# Exercise materials:
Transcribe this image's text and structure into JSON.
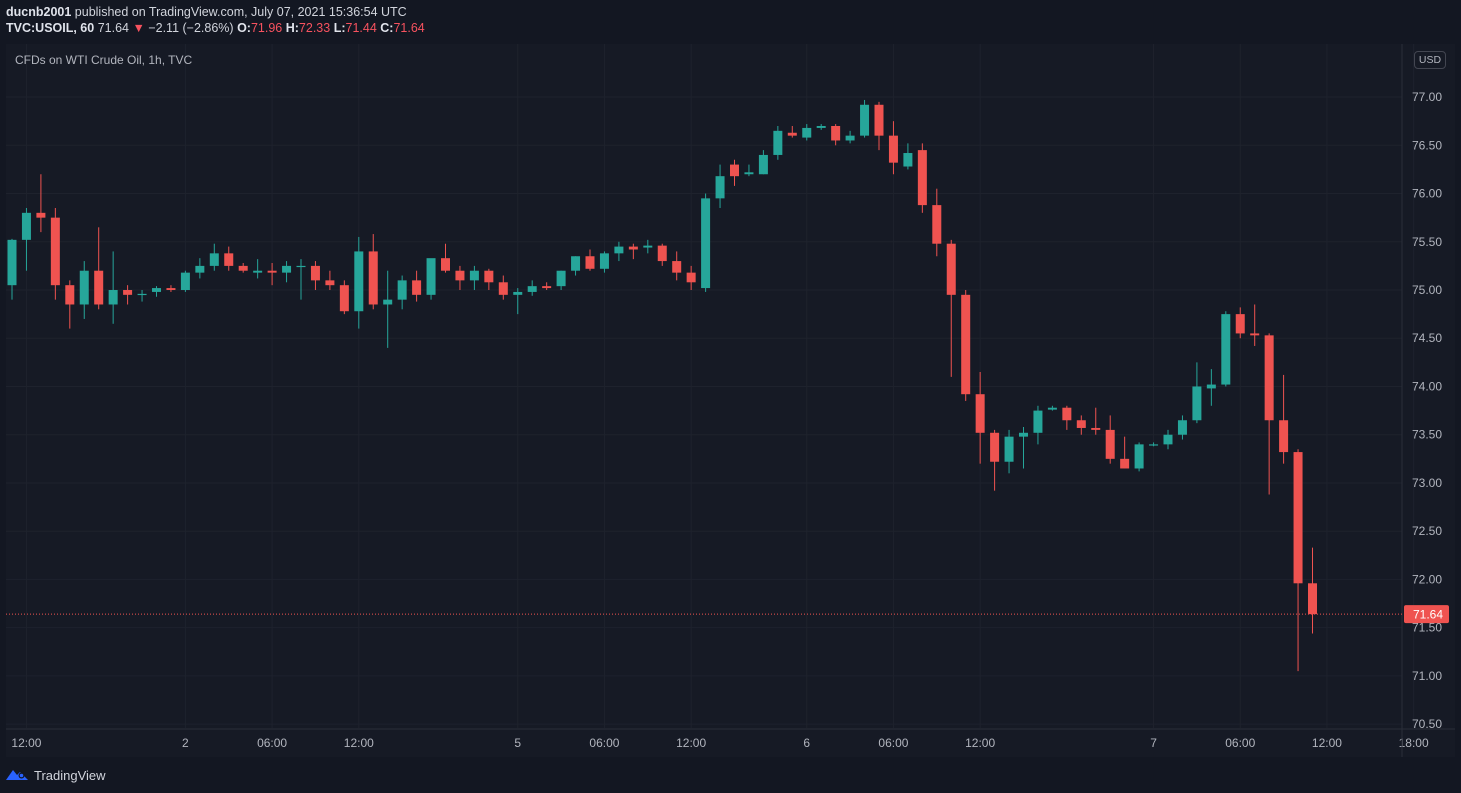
{
  "header": {
    "author": "ducnb2001",
    "published_text": " published on TradingView.com, July 07, 2021 15:36:54 UTC",
    "symbol": "TVC:USOIL, 60",
    "last": "71.64",
    "change_arrow": "▼",
    "change": "−2.11 (−2.86%)",
    "o_label": "O:",
    "o_value": "71.96",
    "h_label": "H:",
    "h_value": "72.33",
    "l_label": "L:",
    "l_value": "71.44",
    "c_label": "C:",
    "c_value": "71.64"
  },
  "legend": "CFDs on WTI Crude Oil, 1h, TVC",
  "currency": "USD",
  "footer": {
    "brand": "TradingView"
  },
  "colors": {
    "up": "#26a69a",
    "down": "#ef5350",
    "background": "#131722",
    "grid": "#1e222d",
    "text": "#b2b5be"
  },
  "chart_data": {
    "type": "candlestick",
    "title": "CFDs on WTI Crude Oil, 1h, TVC",
    "ylim": [
      70.46,
      77.55
    ],
    "y_ticks": [
      "77.00",
      "76.50",
      "76.00",
      "75.50",
      "75.00",
      "74.50",
      "74.00",
      "73.50",
      "73.00",
      "72.50",
      "72.00",
      "71.50",
      "71.00",
      "70.50"
    ],
    "x_ticks": [
      {
        "label": "12:00",
        "index": 1
      },
      {
        "label": "2",
        "index": 12
      },
      {
        "label": "06:00",
        "index": 18
      },
      {
        "label": "12:00",
        "index": 24
      },
      {
        "label": "5",
        "index": 35
      },
      {
        "label": "06:00",
        "index": 41
      },
      {
        "label": "12:00",
        "index": 47
      },
      {
        "label": "6",
        "index": 55
      },
      {
        "label": "06:00",
        "index": 61
      },
      {
        "label": "12:00",
        "index": 67
      },
      {
        "label": "7",
        "index": 79
      },
      {
        "label": "06:00",
        "index": 85
      },
      {
        "label": "12:00",
        "index": 91
      },
      {
        "label": "18:00",
        "index": 97
      }
    ],
    "last_price": "71.64",
    "candles": [
      [
        75.05,
        75.53,
        74.9,
        75.52
      ],
      [
        75.52,
        75.85,
        75.2,
        75.8
      ],
      [
        75.8,
        76.2,
        75.6,
        75.75
      ],
      [
        75.75,
        75.85,
        74.9,
        75.05
      ],
      [
        75.05,
        75.1,
        74.6,
        74.85
      ],
      [
        74.85,
        75.3,
        74.7,
        75.2
      ],
      [
        75.2,
        75.65,
        74.8,
        74.85
      ],
      [
        74.85,
        75.4,
        74.65,
        75.0
      ],
      [
        75.0,
        75.05,
        74.85,
        74.95
      ],
      [
        74.95,
        75.0,
        74.88,
        74.96
      ],
      [
        74.98,
        75.04,
        74.93,
        75.02
      ],
      [
        75.02,
        75.05,
        74.98,
        75.0
      ],
      [
        75.0,
        75.2,
        74.98,
        75.18
      ],
      [
        75.18,
        75.33,
        75.12,
        75.25
      ],
      [
        75.25,
        75.48,
        75.2,
        75.38
      ],
      [
        75.38,
        75.45,
        75.2,
        75.25
      ],
      [
        75.25,
        75.28,
        75.18,
        75.2
      ],
      [
        75.18,
        75.32,
        75.12,
        75.2
      ],
      [
        75.2,
        75.28,
        75.05,
        75.18
      ],
      [
        75.18,
        75.3,
        75.08,
        75.25
      ],
      [
        75.25,
        75.32,
        74.9,
        75.25
      ],
      [
        75.25,
        75.3,
        75.0,
        75.1
      ],
      [
        75.1,
        75.2,
        75.0,
        75.05
      ],
      [
        75.05,
        75.1,
        74.75,
        74.78
      ],
      [
        74.78,
        75.55,
        74.6,
        75.4
      ],
      [
        75.4,
        75.58,
        74.8,
        74.85
      ],
      [
        74.85,
        75.2,
        74.4,
        74.9
      ],
      [
        74.9,
        75.15,
        74.8,
        75.1
      ],
      [
        75.1,
        75.2,
        74.88,
        74.95
      ],
      [
        74.95,
        75.3,
        74.9,
        75.33
      ],
      [
        75.33,
        75.48,
        75.18,
        75.2
      ],
      [
        75.2,
        75.25,
        75.0,
        75.1
      ],
      [
        75.1,
        75.25,
        75.0,
        75.2
      ],
      [
        75.2,
        75.22,
        75.0,
        75.08
      ],
      [
        75.08,
        75.15,
        74.9,
        74.95
      ],
      [
        74.95,
        75.02,
        74.75,
        74.98
      ],
      [
        74.98,
        75.1,
        74.94,
        75.04
      ],
      [
        75.04,
        75.08,
        75.0,
        75.02
      ],
      [
        75.04,
        75.2,
        75.0,
        75.2
      ],
      [
        75.2,
        75.35,
        75.15,
        75.35
      ],
      [
        75.35,
        75.42,
        75.2,
        75.22
      ],
      [
        75.22,
        75.4,
        75.18,
        75.38
      ],
      [
        75.38,
        75.5,
        75.3,
        75.45
      ],
      [
        75.45,
        75.48,
        75.32,
        75.42
      ],
      [
        75.44,
        75.52,
        75.38,
        75.46
      ],
      [
        75.46,
        75.48,
        75.25,
        75.3
      ],
      [
        75.3,
        75.4,
        75.1,
        75.18
      ],
      [
        75.18,
        75.25,
        75.0,
        75.08
      ],
      [
        75.02,
        76.0,
        74.98,
        75.95
      ],
      [
        75.95,
        76.3,
        75.85,
        76.18
      ],
      [
        76.3,
        76.35,
        76.08,
        76.18
      ],
      [
        76.2,
        76.3,
        76.18,
        76.22
      ],
      [
        76.2,
        76.45,
        76.2,
        76.4
      ],
      [
        76.4,
        76.7,
        76.35,
        76.65
      ],
      [
        76.63,
        76.7,
        76.58,
        76.6
      ],
      [
        76.58,
        76.72,
        76.55,
        76.68
      ],
      [
        76.68,
        76.72,
        76.66,
        76.7
      ],
      [
        76.7,
        76.72,
        76.5,
        76.55
      ],
      [
        76.55,
        76.65,
        76.52,
        76.6
      ],
      [
        76.6,
        76.97,
        76.58,
        76.92
      ],
      [
        76.92,
        76.95,
        76.45,
        76.6
      ],
      [
        76.6,
        76.75,
        76.2,
        76.32
      ],
      [
        76.28,
        76.52,
        76.25,
        76.42
      ],
      [
        76.45,
        76.52,
        75.8,
        75.88
      ],
      [
        75.88,
        76.05,
        75.35,
        75.48
      ],
      [
        75.48,
        75.52,
        74.1,
        74.95
      ],
      [
        74.95,
        75.0,
        73.85,
        73.92
      ],
      [
        73.92,
        74.15,
        73.2,
        73.52
      ],
      [
        73.52,
        73.55,
        72.92,
        73.22
      ],
      [
        73.22,
        73.55,
        73.1,
        73.48
      ],
      [
        73.48,
        73.58,
        73.15,
        73.52
      ],
      [
        73.52,
        73.8,
        73.4,
        73.75
      ],
      [
        73.76,
        73.8,
        73.75,
        73.78
      ],
      [
        73.78,
        73.8,
        73.55,
        73.65
      ],
      [
        73.65,
        73.7,
        73.5,
        73.57
      ],
      [
        73.57,
        73.78,
        73.5,
        73.55
      ],
      [
        73.55,
        73.7,
        73.2,
        73.25
      ],
      [
        73.25,
        73.48,
        73.15,
        73.15
      ],
      [
        73.15,
        73.42,
        73.12,
        73.4
      ],
      [
        73.4,
        73.42,
        73.38,
        73.4
      ],
      [
        73.4,
        73.55,
        73.35,
        73.5
      ],
      [
        73.5,
        73.7,
        73.45,
        73.65
      ],
      [
        73.65,
        74.25,
        73.62,
        74.0
      ],
      [
        73.98,
        74.18,
        73.8,
        74.02
      ],
      [
        74.02,
        74.78,
        74.0,
        74.75
      ],
      [
        74.75,
        74.82,
        74.5,
        74.55
      ],
      [
        74.55,
        74.85,
        74.42,
        74.53
      ],
      [
        74.53,
        74.55,
        72.88,
        73.65
      ],
      [
        73.65,
        74.12,
        73.2,
        73.32
      ],
      [
        73.32,
        73.35,
        71.05,
        71.96
      ],
      [
        71.96,
        72.33,
        71.44,
        71.64
      ]
    ]
  }
}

# Directions:
Each line that contains the string "CFDs" counts once; say how many there are and nothing else.

# Result:
2